**GIVEN INSTRUCTION:** All of the data needs to be repeated exactly.

**RECORDED DATA:**

-------------------------

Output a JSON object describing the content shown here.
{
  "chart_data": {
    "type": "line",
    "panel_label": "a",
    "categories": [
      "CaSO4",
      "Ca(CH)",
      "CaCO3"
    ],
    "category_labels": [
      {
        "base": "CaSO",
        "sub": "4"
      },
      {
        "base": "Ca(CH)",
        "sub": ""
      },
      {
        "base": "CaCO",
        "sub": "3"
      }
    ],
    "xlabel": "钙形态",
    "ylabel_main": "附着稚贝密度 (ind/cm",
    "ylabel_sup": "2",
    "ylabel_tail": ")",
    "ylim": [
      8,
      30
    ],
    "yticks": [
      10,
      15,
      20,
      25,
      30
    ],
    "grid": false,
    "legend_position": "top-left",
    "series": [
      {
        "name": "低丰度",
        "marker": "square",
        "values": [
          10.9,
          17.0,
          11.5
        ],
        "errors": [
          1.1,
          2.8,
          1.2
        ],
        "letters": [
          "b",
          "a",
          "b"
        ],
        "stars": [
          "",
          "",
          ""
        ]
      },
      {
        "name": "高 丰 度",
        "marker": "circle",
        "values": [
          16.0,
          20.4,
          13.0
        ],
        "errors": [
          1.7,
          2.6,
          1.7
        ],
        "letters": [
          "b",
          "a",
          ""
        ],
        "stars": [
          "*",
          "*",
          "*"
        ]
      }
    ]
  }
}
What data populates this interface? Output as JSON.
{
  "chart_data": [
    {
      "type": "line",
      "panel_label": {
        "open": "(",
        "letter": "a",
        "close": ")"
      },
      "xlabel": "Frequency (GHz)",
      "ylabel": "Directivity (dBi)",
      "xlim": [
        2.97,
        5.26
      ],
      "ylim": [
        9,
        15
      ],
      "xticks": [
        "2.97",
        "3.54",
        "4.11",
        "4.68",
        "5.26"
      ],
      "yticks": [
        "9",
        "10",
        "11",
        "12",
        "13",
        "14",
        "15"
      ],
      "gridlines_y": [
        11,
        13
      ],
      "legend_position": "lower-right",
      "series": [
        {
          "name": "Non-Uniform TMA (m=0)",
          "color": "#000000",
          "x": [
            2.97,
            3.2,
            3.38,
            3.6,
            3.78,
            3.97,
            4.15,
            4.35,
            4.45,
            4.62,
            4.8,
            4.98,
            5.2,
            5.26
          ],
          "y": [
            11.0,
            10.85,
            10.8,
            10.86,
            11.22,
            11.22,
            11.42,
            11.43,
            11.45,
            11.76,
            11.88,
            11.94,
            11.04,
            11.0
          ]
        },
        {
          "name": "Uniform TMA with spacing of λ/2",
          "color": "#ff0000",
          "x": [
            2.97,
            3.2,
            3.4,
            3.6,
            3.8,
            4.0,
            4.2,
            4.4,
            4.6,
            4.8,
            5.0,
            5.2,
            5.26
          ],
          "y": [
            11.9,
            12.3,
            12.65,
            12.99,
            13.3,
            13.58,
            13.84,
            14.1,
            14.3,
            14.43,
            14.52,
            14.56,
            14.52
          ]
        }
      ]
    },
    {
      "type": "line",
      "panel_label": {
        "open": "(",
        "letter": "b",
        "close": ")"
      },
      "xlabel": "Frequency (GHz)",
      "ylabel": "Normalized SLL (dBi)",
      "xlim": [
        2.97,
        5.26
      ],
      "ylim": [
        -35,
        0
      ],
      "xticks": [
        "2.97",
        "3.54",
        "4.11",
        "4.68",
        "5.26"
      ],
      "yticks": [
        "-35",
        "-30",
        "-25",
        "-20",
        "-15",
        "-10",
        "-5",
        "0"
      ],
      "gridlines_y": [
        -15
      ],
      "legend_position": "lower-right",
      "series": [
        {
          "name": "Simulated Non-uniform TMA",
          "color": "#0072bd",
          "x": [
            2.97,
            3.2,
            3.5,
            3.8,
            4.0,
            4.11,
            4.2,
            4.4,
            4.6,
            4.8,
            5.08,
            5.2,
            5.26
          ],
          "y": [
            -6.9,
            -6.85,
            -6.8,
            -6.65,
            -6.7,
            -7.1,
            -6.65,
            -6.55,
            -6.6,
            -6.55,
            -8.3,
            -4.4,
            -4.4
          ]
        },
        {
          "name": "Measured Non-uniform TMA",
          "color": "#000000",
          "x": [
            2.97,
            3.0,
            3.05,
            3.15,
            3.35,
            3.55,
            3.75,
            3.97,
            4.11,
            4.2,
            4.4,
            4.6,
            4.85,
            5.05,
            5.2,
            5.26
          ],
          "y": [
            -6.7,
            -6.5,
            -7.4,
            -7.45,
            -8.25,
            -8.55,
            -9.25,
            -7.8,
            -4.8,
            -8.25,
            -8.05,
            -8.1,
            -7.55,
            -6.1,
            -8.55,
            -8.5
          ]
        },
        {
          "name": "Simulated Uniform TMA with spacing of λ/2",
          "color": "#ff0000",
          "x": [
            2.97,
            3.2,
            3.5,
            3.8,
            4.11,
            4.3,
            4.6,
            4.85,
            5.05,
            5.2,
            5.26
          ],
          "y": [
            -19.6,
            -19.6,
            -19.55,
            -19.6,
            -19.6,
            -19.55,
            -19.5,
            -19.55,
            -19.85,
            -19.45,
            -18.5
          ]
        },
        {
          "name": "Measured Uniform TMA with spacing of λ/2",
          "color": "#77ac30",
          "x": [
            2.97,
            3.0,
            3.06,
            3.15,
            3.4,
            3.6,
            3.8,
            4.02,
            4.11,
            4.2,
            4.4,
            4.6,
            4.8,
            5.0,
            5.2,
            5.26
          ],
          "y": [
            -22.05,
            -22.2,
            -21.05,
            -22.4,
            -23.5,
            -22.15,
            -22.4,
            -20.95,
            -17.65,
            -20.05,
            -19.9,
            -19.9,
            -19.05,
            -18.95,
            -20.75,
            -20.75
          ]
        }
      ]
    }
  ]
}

-------------------------

**ANSWER TO THIS TASK:**
Output a JSON object describing the content shown here.
{
  "chart_data": {
    "type": "line",
    "panel_label": "a",
    "categories": [
      "CaSO4",
      "Ca(CH)",
      "CaCO3"
    ],
    "category_labels": [
      {
        "base": "CaSO",
        "sub": "4"
      },
      {
        "base": "Ca(CH)",
        "sub": ""
      },
      {
        "base": "CaCO",
        "sub": "3"
      }
    ],
    "xlabel": "钙形态",
    "ylabel_main": "附着稚贝密度 (ind/cm",
    "ylabel_sup": "2",
    "ylabel_tail": ")",
    "ylim": [
      8,
      30
    ],
    "yticks": [
      10,
      15,
      20,
      25,
      30
    ],
    "grid": false,
    "legend_position": "top-left",
    "series": [
      {
        "name": "低丰度",
        "marker": "square",
        "values": [
          10.9,
          17.0,
          11.5
        ],
        "errors": [
          1.1,
          2.8,
          1.2
        ],
        "letters": [
          "b",
          "a",
          "b"
        ],
        "stars": [
          "",
          "",
          ""
        ]
      },
      {
        "name": "高 丰 度",
        "marker": "circle",
        "values": [
          16.0,
          20.4,
          13.0
        ],
        "errors": [
          1.7,
          2.6,
          1.7
        ],
        "letters": [
          "b",
          "a",
          ""
        ],
        "stars": [
          "*",
          "*",
          "*"
        ]
      }
    ]
  }
}
What data populates this interface? Output as JSON.
{
  "chart_data": [
    {
      "type": "line",
      "panel_label": {
        "open": "(",
        "letter": "a",
        "close": ")"
      },
      "xlabel": "Frequency (GHz)",
      "ylabel": "Directivity (dBi)",
      "xlim": [
        2.97,
        5.26
      ],
      "ylim": [
        9,
        15
      ],
      "xticks": [
        "2.97",
        "3.54",
        "4.11",
        "4.68",
        "5.26"
      ],
      "yticks": [
        "9",
        "10",
        "11",
        "12",
        "13",
        "14",
        "15"
      ],
      "gridlines_y": [
        11,
        13
      ],
      "legend_position": "lower-right",
      "series": [
        {
          "name": "Non-Uniform TMA (m=0)",
          "color": "#000000",
          "x": [
            2.97,
            3.2,
            3.38,
            3.6,
            3.78,
            3.97,
            4.15,
            4.35,
            4.45,
            4.62,
            4.8,
            4.98,
            5.2,
            5.26
          ],
          "y": [
            11.0,
            10.85,
            10.8,
            10.86,
            11.22,
            11.22,
            11.42,
            11.43,
            11.45,
            11.76,
            11.88,
            11.94,
            11.04,
            11.0
          ]
        },
        {
          "name": "Uniform TMA with spacing of λ/2",
          "color": "#ff0000",
          "x": [
            2.97,
            3.2,
            3.4,
            3.6,
            3.8,
            4.0,
            4.2,
            4.4,
            4.6,
            4.8,
            5.0,
            5.2,
            5.26
          ],
          "y": [
            11.9,
            12.3,
            12.65,
            12.99,
            13.3,
            13.58,
            13.84,
            14.1,
            14.3,
            14.43,
            14.52,
            14.56,
            14.52
          ]
        }
      ]
    },
    {
      "type": "line",
      "panel_label": {
        "open": "(",
        "letter": "b",
        "close": ")"
      },
      "xlabel": "Frequency (GHz)",
      "ylabel": "Normalized SLL (dBi)",
      "xlim": [
        2.97,
        5.26
      ],
      "ylim": [
        -35,
        0
      ],
      "xticks": [
        "2.97",
        "3.54",
        "4.11",
        "4.68",
        "5.26"
      ],
      "yticks": [
        "-35",
        "-30",
        "-25",
        "-20",
        "-15",
        "-10",
        "-5",
        "0"
      ],
      "gridlines_y": [
        -15
      ],
      "legend_position": "lower-right",
      "series": [
        {
          "name": "Simulated Non-uniform TMA",
          "color": "#0072bd",
          "x": [
            2.97,
            3.2,
            3.5,
            3.8,
            4.0,
            4.11,
            4.2,
            4.4,
            4.6,
            4.8,
            5.08,
            5.2,
            5.26
          ],
          "y": [
            -6.9,
            -6.85,
            -6.8,
            -6.65,
            -6.7,
            -7.1,
            -6.65,
            -6.55,
            -6.6,
            -6.55,
            -8.3,
            -4.4,
            -4.4
          ]
        },
        {
          "name": "Measured Non-uniform TMA",
          "color": "#000000",
          "x": [
            2.97,
            3.0,
            3.05,
            3.15,
            3.35,
            3.55,
            3.75,
            3.97,
            4.11,
            4.2,
            4.4,
            4.6,
            4.85,
            5.05,
            5.2,
            5.26
          ],
          "y": [
            -6.7,
            -6.5,
            -7.4,
            -7.45,
            -8.25,
            -8.55,
            -9.25,
            -7.8,
            -4.8,
            -8.25,
            -8.05,
            -8.1,
            -7.55,
            -6.1,
            -8.55,
            -8.5
          ]
        },
        {
          "name": "Simulated Uniform TMA with spacing of λ/2",
          "color": "#ff0000",
          "x": [
            2.97,
            3.2,
            3.5,
            3.8,
            4.11,
            4.3,
            4.6,
            4.85,
            5.05,
            5.2,
            5.26
          ],
          "y": [
            -19.6,
            -19.6,
            -19.55,
            -19.6,
            -19.6,
            -19.55,
            -19.5,
            -19.55,
            -19.85,
            -19.45,
            -18.5
          ]
        },
        {
          "name": "Measured Uniform TMA with spacing of λ/2",
          "color": "#77ac30",
          "x": [
            2.97,
            3.0,
            3.06,
            3.15,
            3.4,
            3.6,
            3.8,
            4.02,
            4.11,
            4.2,
            4.4,
            4.6,
            4.8,
            5.0,
            5.2,
            5.26
          ],
          "y": [
            -22.05,
            -22.2,
            -21.05,
            -22.4,
            -23.5,
            -22.15,
            -22.4,
            -20.95,
            -17.65,
            -20.05,
            -19.9,
            -19.9,
            -19.05,
            -18.95,
            -20.75,
            -20.75
          ]
        }
      ]
    }
  ]
}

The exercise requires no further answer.